> [Record list]
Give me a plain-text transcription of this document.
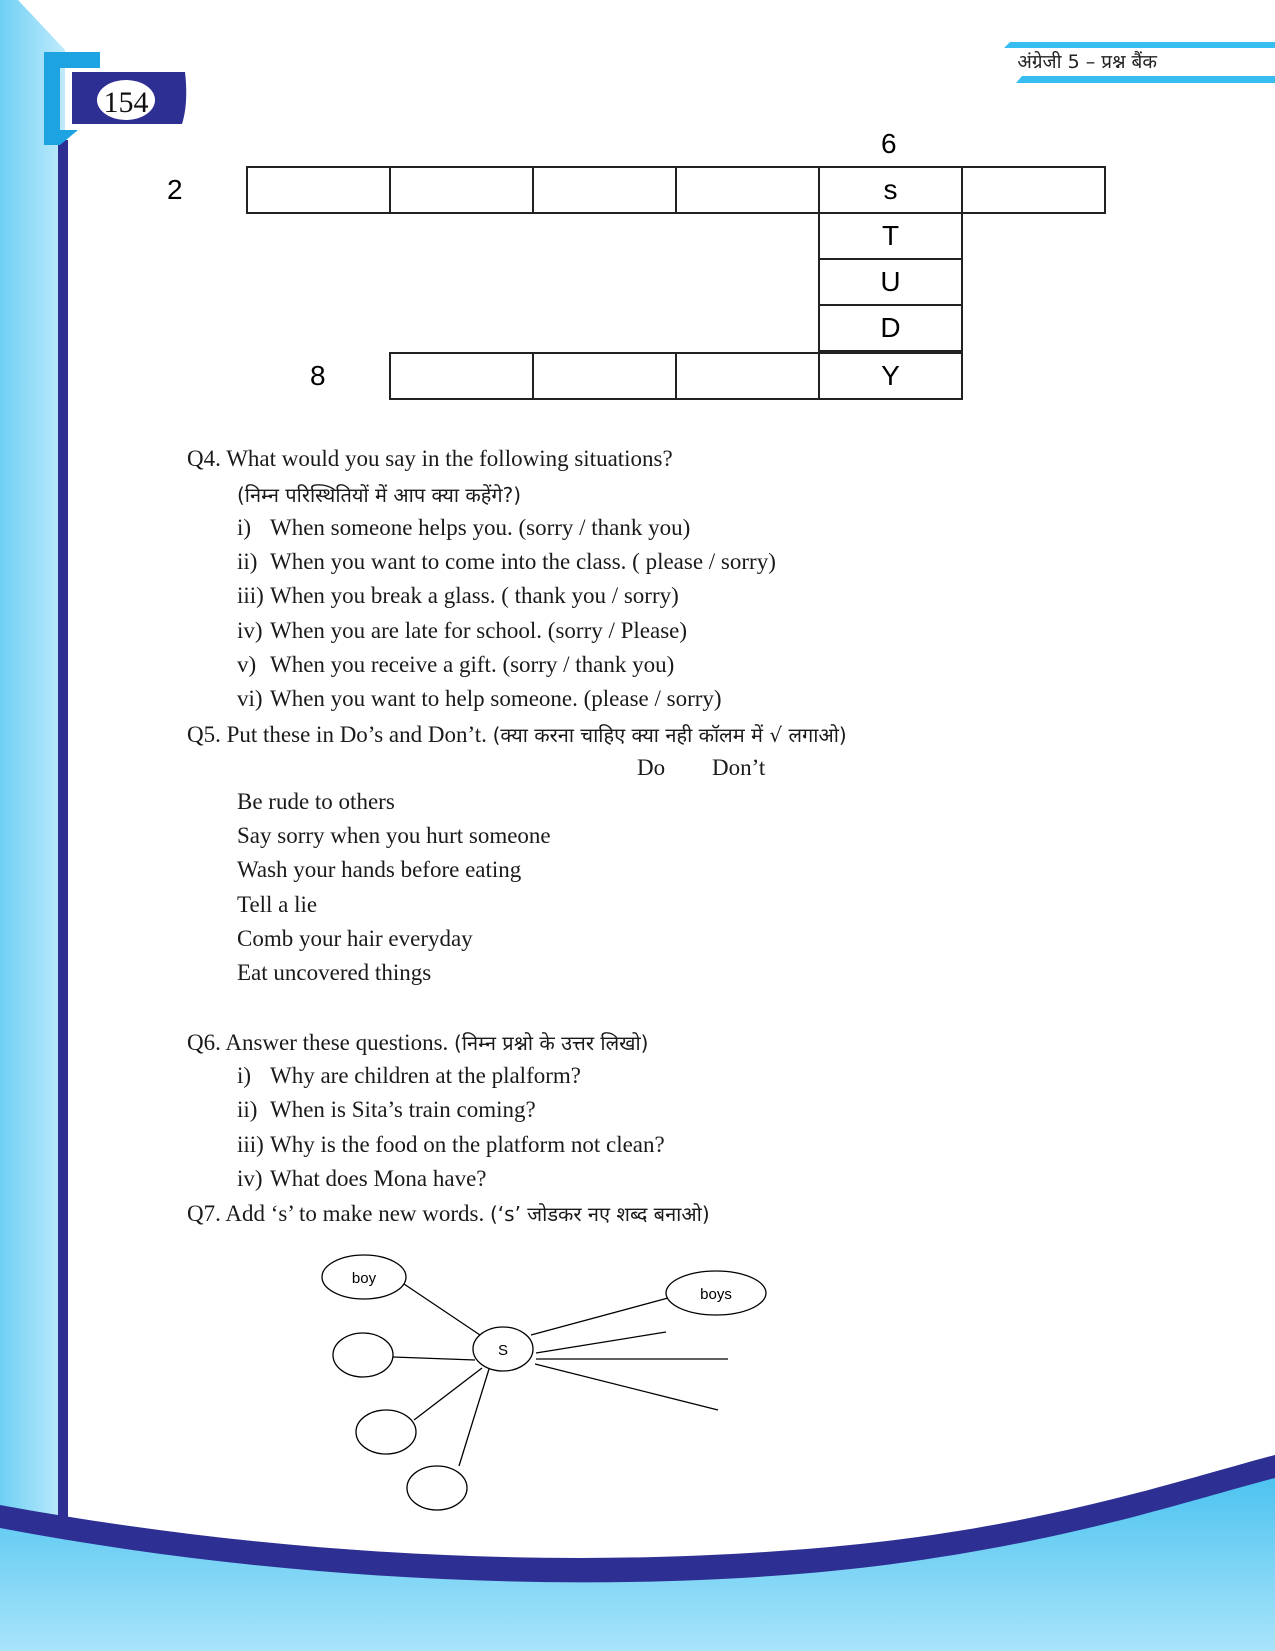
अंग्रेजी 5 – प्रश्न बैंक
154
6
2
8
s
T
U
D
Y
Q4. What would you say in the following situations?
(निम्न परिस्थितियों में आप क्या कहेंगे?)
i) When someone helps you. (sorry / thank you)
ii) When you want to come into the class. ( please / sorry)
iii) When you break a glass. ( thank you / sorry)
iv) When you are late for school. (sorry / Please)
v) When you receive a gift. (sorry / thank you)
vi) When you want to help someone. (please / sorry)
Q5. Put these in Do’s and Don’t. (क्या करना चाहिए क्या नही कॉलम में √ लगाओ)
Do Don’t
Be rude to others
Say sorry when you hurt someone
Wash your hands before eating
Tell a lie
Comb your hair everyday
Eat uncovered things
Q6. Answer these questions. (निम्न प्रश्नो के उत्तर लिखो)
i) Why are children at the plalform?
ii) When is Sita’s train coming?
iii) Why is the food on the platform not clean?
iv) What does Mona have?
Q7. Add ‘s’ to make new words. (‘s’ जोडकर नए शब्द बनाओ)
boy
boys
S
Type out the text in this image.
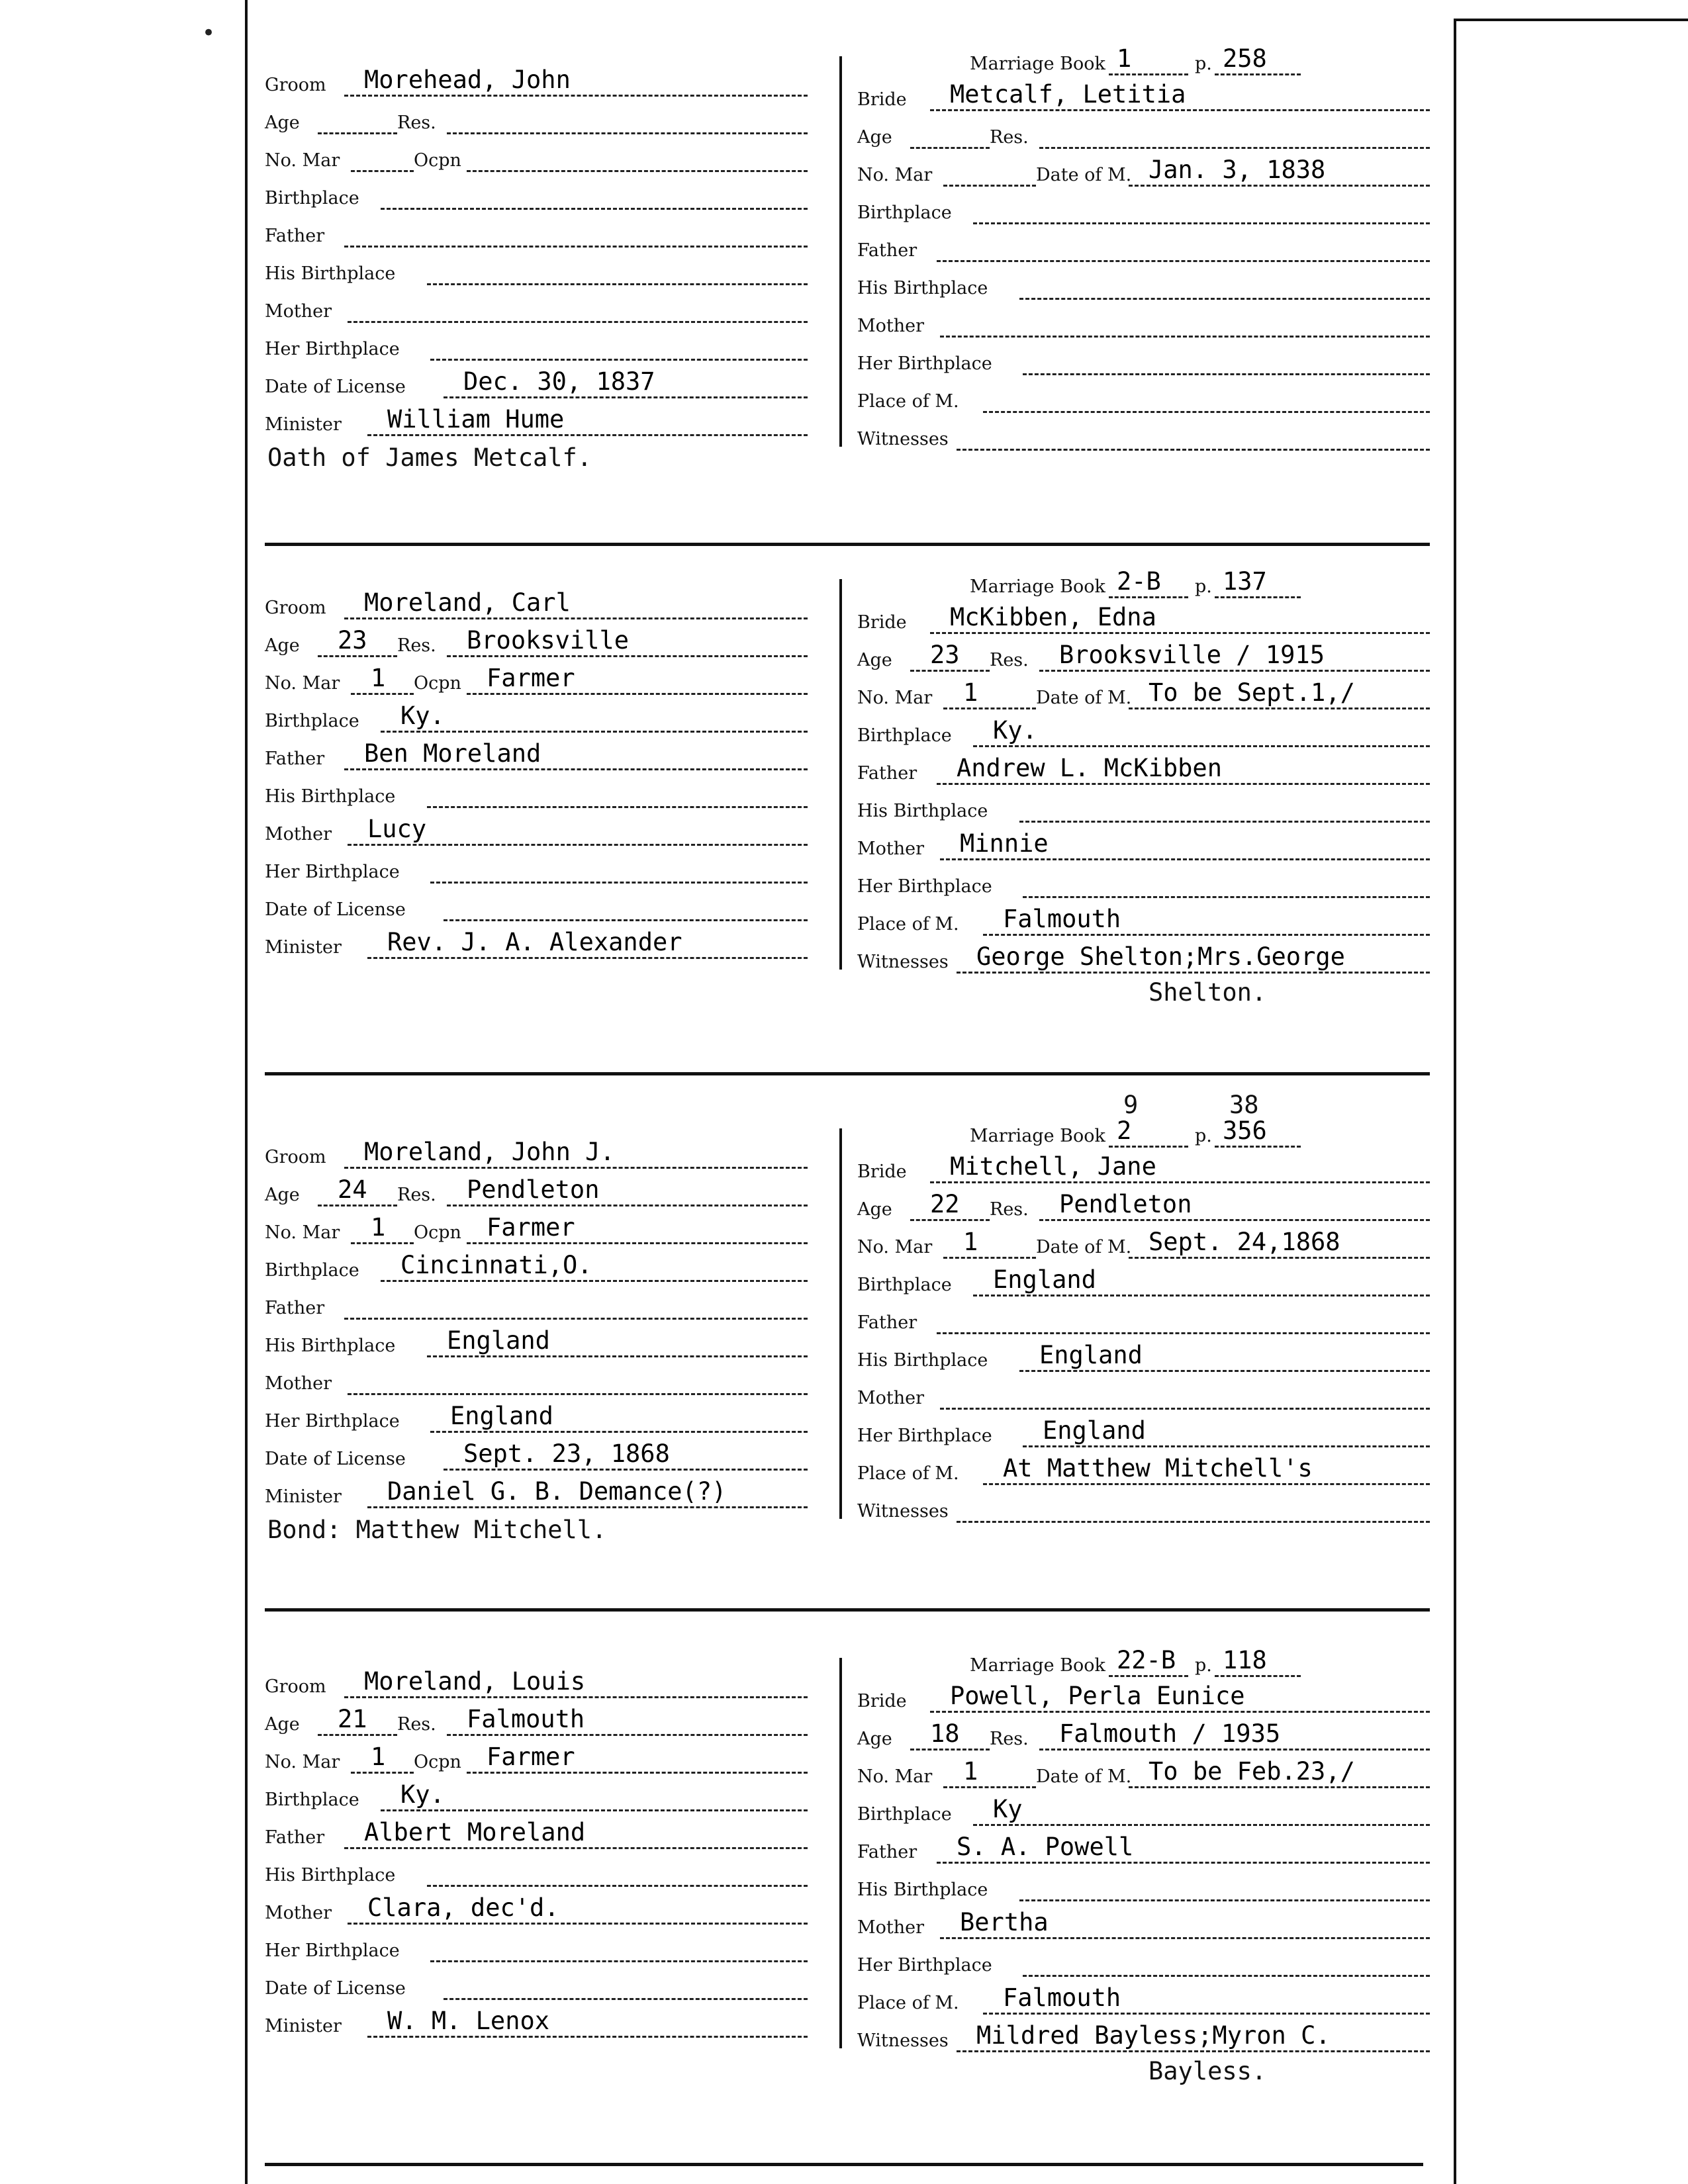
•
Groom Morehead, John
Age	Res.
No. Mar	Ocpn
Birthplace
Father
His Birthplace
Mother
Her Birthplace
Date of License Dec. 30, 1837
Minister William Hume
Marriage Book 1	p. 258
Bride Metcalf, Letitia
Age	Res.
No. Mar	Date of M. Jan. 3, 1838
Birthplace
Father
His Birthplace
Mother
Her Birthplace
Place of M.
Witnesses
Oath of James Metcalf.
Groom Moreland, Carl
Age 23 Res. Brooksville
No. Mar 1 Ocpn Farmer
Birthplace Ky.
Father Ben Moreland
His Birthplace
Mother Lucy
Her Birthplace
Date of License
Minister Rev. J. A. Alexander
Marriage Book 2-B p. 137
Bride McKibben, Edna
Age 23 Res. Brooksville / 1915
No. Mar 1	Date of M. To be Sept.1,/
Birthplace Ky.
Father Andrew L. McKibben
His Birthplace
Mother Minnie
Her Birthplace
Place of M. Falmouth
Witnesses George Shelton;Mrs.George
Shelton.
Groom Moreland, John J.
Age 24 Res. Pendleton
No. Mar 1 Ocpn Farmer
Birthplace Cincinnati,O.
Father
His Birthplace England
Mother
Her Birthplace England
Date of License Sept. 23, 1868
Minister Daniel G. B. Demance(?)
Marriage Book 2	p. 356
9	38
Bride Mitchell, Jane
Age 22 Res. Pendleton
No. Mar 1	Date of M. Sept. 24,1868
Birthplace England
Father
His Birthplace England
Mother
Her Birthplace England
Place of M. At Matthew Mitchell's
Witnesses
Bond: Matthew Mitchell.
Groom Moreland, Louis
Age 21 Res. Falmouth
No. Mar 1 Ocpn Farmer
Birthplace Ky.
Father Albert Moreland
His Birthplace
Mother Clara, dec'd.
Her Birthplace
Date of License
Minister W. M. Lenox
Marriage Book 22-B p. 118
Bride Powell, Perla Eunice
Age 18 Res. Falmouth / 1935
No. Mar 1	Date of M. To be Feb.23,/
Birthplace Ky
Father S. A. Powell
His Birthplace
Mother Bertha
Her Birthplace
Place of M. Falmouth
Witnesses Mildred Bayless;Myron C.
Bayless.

> [Written task]
Write out each entry exactly as given, but skip the pictures.

> [Output]
Give me a plain-text transcription of this document.
अंग्रेजी 5 – प्रश्न बैंक
154
6
2
8
s
T
U
D
Y
Q4. What would you say in the following situations?
(निम्न परिस्थितियों में आप क्या कहेंगे?)
i) When someone helps you. (sorry / thank you)
ii) When you want to come into the class. ( please / sorry)
iii) When you break a glass. ( thank you / sorry)
iv) When you are late for school. (sorry / Please)
v) When you receive a gift. (sorry / thank you)
vi) When you want to help someone. (please / sorry)
Q5. Put these in Do’s and Don’t. (क्या करना चाहिए क्या नही कॉलम में √ लगाओ)
Do Don’t
Be rude to others
Say sorry when you hurt someone
Wash your hands before eating
Tell a lie
Comb your hair everyday
Eat uncovered things
Q6. Answer these questions. (निम्न प्रश्नो के उत्तर लिखो)
i) Why are children at the plalform?
ii) When is Sita’s train coming?
iii) Why is the food on the platform not clean?
iv) What does Mona have?
Q7. Add ‘s’ to make new words. (‘s’ जोडकर नए शब्द बनाओ)
boy
boys
S
Type out the text in this image.
•
Groom Morehead, John
Age	Res.
No. Mar	Ocpn
Birthplace
Father
His Birthplace
Mother
Her Birthplace
Date of License Dec. 30, 1837
Minister William Hume
Marriage Book 1	p. 258
Bride Metcalf, Letitia
Age	Res.
No. Mar	Date of M. Jan. 3, 1838
Birthplace
Father
His Birthplace
Mother
Her Birthplace
Place of M.
Witnesses
Oath of James Metcalf.
Groom Moreland, Carl
Age 23 Res. Brooksville
No. Mar 1 Ocpn Farmer
Birthplace Ky.
Father Ben Moreland
His Birthplace
Mother Lucy
Her Birthplace
Date of License
Minister Rev. J. A. Alexander
Marriage Book 2-B p. 137
Bride McKibben, Edna
Age 23 Res. Brooksville / 1915
No. Mar 1	Date of M. To be Sept.1,/
Birthplace Ky.
Father Andrew L. McKibben
His Birthplace
Mother Minnie
Her Birthplace
Place of M. Falmouth
Witnesses George Shelton;Mrs.George
Shelton.
Groom Moreland, John J.
Age 24 Res. Pendleton
No. Mar 1 Ocpn Farmer
Birthplace Cincinnati,O.
Father
His Birthplace England
Mother
Her Birthplace England
Date of License Sept. 23, 1868
Minister Daniel G. B. Demance(?)
Marriage Book 2	p. 356
9	38
Bride Mitchell, Jane
Age 22 Res. Pendleton
No. Mar 1	Date of M. Sept. 24,1868
Birthplace England
Father
His Birthplace England
Mother
Her Birthplace England
Place of M. At Matthew Mitchell's
Witnesses
Bond: Matthew Mitchell.
Groom Moreland, Louis
Age 21 Res. Falmouth
No. Mar 1 Ocpn Farmer
Birthplace Ky.
Father Albert Moreland
His Birthplace
Mother Clara, dec'd.
Her Birthplace
Date of License
Minister W. M. Lenox
Marriage Book 22-B p. 118
Bride Powell, Perla Eunice
Age 18 Res. Falmouth / 1935
No. Mar 1	Date of M. To be Feb.23,/
Birthplace Ky
Father S. A. Powell
His Birthplace
Mother Bertha
Her Birthplace
Place of M. Falmouth
Witnesses Mildred Bayless;Myron C.
Bayless.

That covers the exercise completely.